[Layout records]
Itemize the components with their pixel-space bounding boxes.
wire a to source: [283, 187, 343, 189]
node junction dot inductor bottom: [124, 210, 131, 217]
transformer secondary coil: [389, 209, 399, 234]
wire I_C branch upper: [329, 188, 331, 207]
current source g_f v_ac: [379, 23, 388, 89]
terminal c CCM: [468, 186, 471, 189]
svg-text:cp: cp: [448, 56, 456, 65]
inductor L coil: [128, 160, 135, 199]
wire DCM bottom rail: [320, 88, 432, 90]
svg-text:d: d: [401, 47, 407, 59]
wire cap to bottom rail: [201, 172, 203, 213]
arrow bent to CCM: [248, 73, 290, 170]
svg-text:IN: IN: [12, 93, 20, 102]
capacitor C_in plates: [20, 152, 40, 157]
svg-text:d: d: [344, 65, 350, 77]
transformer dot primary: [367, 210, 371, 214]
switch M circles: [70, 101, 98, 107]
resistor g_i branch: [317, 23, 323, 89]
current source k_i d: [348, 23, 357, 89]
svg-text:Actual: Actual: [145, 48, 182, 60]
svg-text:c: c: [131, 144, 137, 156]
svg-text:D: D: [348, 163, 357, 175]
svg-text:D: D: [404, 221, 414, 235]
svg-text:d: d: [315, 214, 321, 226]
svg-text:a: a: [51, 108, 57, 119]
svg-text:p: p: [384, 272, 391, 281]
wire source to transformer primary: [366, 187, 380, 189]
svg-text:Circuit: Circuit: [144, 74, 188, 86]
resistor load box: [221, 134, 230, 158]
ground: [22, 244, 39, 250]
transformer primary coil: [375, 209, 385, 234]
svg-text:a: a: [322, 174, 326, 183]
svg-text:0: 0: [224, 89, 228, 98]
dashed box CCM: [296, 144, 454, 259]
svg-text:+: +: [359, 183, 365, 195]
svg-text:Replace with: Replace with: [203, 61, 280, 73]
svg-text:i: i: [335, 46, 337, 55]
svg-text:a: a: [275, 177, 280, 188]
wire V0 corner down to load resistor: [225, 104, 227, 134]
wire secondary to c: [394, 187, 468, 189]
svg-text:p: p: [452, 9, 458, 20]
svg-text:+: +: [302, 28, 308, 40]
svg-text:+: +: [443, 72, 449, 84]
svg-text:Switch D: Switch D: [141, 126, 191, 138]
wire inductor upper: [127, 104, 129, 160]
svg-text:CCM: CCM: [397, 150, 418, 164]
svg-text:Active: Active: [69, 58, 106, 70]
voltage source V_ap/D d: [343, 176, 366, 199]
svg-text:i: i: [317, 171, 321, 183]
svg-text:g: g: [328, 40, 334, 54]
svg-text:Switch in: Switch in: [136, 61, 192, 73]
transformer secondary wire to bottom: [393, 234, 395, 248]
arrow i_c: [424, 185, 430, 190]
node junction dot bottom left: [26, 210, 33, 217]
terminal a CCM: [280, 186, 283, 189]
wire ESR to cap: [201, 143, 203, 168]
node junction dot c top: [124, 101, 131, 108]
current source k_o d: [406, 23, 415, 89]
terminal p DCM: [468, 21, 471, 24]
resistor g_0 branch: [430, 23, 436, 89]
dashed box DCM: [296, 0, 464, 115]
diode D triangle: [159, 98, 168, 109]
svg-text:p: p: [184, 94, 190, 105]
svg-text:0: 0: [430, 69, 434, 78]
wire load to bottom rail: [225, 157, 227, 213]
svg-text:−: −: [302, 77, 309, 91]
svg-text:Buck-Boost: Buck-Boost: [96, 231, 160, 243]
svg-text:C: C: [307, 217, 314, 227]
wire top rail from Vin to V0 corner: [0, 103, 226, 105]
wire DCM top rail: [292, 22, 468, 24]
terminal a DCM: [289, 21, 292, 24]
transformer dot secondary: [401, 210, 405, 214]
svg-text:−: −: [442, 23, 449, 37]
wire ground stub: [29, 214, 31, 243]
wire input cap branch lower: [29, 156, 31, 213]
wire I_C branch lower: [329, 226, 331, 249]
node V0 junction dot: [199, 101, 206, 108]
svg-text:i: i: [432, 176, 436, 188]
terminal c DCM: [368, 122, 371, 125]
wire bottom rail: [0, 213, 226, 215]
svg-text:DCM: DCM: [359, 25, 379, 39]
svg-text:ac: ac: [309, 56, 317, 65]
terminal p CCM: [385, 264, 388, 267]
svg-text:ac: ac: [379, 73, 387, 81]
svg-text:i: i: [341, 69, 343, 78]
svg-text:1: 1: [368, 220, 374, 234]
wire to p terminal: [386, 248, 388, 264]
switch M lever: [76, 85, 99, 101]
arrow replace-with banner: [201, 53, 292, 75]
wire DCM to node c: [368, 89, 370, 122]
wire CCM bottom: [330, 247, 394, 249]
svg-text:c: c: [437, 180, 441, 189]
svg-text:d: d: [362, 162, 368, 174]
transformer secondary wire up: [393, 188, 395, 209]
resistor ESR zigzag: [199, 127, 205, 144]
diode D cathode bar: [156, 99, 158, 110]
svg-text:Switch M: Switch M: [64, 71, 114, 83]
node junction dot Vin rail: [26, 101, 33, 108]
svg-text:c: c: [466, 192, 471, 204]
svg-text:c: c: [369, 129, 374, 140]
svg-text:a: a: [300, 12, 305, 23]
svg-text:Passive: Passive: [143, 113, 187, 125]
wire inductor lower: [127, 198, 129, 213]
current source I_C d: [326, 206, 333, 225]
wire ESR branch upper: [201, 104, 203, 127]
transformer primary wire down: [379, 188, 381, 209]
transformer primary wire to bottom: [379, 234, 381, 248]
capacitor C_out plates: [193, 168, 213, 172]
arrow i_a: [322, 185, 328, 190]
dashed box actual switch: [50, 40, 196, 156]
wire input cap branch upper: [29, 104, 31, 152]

> **PROBLEM TO SOLVE**: Convert the rows, from the first row through the row containing "wire DCM bottom rail: [320, 88, 432, 90]" (both inclusive), into a numbered list, leaving out any blank lines.

> **SOLUTION FOR THIS TASK**:
1. Itemize the components with their pixel-space bounding boxes.
2. wire a to source: [283, 187, 343, 189]
3. node junction dot inductor bottom: [124, 210, 131, 217]
4. transformer secondary coil: [389, 209, 399, 234]
5. wire I_C branch upper: [329, 188, 331, 207]
6. current source g_f v_ac: [379, 23, 388, 89]
7. terminal c CCM: [468, 186, 471, 189]
8. svg-text:cp: cp: [448, 56, 456, 65]
9. inductor L coil: [128, 160, 135, 199]
10. wire DCM bottom rail: [320, 88, 432, 90]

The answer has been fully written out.